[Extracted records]
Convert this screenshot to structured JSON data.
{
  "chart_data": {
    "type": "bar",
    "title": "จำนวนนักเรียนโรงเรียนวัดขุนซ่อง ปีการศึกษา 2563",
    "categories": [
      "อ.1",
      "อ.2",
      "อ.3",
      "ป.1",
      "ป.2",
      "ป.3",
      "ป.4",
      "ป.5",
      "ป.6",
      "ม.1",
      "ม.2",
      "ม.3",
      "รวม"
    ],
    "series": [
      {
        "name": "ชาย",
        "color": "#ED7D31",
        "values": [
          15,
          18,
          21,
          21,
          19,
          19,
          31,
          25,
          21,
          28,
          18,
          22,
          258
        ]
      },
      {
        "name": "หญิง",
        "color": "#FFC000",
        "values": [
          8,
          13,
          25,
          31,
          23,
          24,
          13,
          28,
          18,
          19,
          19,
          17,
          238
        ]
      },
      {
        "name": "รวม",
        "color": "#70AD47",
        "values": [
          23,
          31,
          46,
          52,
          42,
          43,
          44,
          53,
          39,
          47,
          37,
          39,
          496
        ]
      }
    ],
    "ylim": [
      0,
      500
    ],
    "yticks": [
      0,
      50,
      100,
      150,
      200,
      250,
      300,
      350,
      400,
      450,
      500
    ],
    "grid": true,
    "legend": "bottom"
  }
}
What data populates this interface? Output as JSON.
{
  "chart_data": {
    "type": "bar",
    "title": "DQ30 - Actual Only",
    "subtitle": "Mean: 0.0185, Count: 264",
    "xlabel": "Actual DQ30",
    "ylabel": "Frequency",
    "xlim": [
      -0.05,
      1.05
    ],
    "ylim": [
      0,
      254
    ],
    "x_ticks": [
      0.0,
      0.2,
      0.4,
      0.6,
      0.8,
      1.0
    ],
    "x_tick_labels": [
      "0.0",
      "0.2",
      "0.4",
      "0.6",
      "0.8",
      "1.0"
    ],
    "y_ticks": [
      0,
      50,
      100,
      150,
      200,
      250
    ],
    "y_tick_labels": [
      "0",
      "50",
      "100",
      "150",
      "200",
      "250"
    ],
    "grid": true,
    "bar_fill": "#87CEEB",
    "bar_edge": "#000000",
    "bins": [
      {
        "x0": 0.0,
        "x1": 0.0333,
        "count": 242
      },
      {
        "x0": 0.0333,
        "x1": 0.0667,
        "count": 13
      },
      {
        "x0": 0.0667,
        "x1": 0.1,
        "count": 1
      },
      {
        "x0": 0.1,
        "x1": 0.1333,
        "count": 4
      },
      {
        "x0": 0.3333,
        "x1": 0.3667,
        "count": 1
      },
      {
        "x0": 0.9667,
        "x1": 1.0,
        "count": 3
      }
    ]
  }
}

▶ **Given exercise**: Working from the listing above, pick out every line that has "this" and copy it.

▶ **Expected output**:
Convert this screenshot to structured JSON data.
What data populates this interface? Output as JSON.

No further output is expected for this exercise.